◆ **Excerpted passage**:
Common misapplication: Assuming that controlling for one confounder is enough. There may be many; unmeasured confounding can remain. Second misapplication: Dismissing every correlation as confounded. Some associations are causal. The move is to think through confounders and test or control, not to give up on causal inference.
Netflix's culture of A/B testing and experimentation is designed to avoid confounding: by randomising who gets a feature, they balance confounders (segment, engagement, geography) across treatment and control. Hastings has emphasised that intuition and correlation are not enough — you need experiments to infer cause. That is confounding awareness in practice.
Amazon runs thousands of experiments; the default is to test, not to infer from observational data. Bezos's insistence on "disagree and commit" and on data-driven decisions includes the expectation that causal claims are backed by experiments or by explicit control for confounders. Avoiding confounded inference is part of scaling decisions correctly.
Section 6
Visual Explanation
Confounding: Z causes both X and Y, so X and Y are correlated without X causing Y. Control for Z or randomise X to infer cause.
Section 7
Connected Models
Confounding sits with models about cause, evidence, and bias. The grid below shows what reinforces it, what creates tension, and what it leads to.
Reinforces
Correlation vs Causation
Correlation does not imply causation because confounding (and reverse cause, selection) can produce correlation. Confounding is one of the main reasons we need more than association to infer cause. The two models are paired: correlation is observed; confounding explains why it can be misleading.
Reinforces
Randomized Controlled Experiment
Randomisation assigns treatment independently of confounders, so on average the groups are comparable. That is why RCTs are the gold standard for causal inference — they eliminate confounding by design. Confounding is what you're trying to avoid; RCTs are how you avoid it.

◆ **Request 1**:
What three confounders does Netflix balance across treatment and control by randomizing who gets a feature, according to the passage on confounding?
◆ **Request 2**:
Translate this sentence from the passage on confounding into Spanish: "Amazon runs thousands of experiments; the default is to test, not to infer from observational data."

Coordinate annotation records:
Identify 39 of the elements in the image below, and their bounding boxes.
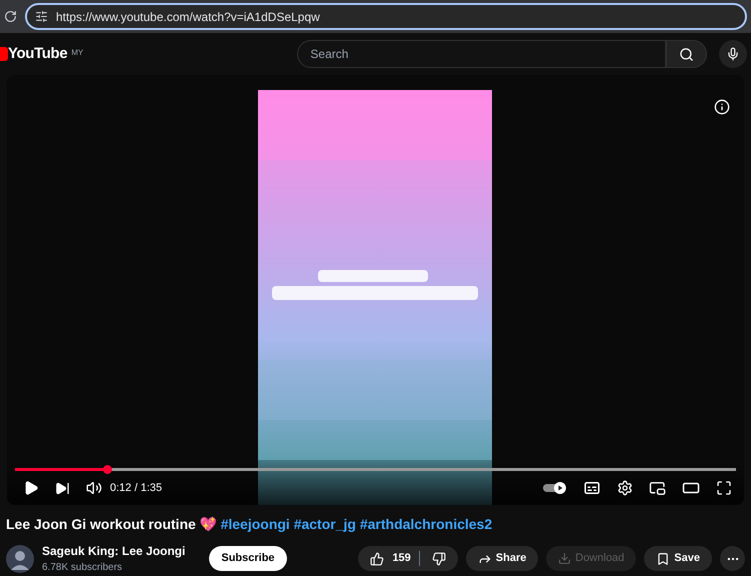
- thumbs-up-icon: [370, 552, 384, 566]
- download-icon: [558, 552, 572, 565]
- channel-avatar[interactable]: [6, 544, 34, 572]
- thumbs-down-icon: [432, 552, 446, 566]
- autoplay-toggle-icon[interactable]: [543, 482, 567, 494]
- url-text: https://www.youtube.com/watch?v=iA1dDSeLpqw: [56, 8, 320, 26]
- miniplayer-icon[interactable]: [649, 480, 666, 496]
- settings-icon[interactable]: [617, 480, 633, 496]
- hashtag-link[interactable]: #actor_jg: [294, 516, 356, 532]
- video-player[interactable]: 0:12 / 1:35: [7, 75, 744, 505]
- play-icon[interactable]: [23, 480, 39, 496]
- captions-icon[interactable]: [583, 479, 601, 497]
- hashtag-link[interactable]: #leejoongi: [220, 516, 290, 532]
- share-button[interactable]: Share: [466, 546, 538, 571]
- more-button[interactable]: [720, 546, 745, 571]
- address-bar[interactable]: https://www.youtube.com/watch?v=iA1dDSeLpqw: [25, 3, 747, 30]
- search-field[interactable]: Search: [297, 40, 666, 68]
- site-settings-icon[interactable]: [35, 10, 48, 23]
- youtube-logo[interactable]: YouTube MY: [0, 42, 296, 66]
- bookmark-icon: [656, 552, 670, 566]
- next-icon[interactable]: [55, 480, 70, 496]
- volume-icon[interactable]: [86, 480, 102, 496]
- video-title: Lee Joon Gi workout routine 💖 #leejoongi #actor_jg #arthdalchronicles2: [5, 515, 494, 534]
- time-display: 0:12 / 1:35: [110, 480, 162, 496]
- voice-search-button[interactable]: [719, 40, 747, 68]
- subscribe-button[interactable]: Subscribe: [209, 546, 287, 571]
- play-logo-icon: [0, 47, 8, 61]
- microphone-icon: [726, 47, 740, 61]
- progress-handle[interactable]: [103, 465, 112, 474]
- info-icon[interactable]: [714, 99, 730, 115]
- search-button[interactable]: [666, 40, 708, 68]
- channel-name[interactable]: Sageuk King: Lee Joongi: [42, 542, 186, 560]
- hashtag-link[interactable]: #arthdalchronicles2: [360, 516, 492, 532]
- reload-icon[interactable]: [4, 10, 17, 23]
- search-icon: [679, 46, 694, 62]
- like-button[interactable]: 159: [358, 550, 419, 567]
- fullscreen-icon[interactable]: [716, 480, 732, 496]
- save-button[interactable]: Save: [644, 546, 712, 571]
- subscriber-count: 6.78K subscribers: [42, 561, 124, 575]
...
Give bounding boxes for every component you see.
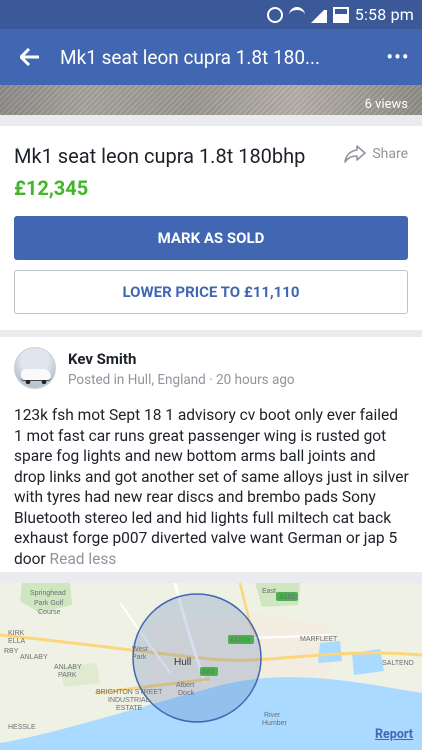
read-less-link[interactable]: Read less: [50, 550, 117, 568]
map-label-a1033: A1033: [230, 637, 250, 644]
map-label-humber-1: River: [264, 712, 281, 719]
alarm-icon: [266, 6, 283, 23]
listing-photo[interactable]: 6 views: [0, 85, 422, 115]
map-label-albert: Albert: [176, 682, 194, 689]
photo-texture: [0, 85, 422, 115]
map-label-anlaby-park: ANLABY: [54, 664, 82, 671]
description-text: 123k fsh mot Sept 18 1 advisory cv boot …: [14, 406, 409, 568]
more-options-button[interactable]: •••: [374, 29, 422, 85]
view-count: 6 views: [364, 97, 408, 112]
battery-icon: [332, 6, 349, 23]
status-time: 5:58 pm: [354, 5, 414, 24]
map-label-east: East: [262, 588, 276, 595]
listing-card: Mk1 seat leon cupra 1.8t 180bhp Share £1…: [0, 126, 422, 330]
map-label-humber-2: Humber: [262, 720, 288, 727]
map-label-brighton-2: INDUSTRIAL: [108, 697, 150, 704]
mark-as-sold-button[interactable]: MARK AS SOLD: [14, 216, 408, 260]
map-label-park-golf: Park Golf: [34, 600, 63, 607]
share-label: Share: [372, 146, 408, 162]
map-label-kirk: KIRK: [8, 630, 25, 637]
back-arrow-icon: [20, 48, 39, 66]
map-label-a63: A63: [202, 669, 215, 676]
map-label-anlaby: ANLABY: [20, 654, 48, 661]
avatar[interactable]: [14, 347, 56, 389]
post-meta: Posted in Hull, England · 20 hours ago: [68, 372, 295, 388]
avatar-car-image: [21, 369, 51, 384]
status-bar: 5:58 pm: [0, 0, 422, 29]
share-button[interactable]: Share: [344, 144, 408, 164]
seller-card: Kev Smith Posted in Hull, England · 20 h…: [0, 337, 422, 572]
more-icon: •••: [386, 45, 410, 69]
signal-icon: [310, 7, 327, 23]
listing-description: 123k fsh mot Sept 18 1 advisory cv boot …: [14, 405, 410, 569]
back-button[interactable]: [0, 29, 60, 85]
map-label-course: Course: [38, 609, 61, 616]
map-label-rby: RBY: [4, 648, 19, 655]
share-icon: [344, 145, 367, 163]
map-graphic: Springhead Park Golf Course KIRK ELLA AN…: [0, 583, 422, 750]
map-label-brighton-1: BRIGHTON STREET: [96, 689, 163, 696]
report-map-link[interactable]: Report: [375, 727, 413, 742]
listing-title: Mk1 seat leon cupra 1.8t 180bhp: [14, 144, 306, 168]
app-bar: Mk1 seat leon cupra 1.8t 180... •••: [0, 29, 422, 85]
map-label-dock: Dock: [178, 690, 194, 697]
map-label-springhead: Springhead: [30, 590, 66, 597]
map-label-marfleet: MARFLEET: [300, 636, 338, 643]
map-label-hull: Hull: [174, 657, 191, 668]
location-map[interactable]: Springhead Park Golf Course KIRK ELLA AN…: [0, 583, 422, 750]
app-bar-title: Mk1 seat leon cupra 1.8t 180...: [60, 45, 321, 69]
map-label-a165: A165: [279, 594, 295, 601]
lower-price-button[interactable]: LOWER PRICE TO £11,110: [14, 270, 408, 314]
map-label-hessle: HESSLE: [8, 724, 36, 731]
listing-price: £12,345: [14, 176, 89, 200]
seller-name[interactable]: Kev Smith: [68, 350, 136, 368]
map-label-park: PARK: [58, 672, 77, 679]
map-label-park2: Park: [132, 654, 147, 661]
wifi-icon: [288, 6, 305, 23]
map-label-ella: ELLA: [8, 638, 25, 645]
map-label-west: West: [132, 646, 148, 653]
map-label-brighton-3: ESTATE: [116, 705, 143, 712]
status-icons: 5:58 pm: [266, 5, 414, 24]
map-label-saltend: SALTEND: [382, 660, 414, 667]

◆ **Full output 1**:
Segment, engagement, and geography.

◆ **Full output 2**:
Amazon realiza miles de experimentos; lo predeterminado es hacer pruebas, no inferir a partir de datos observacionales.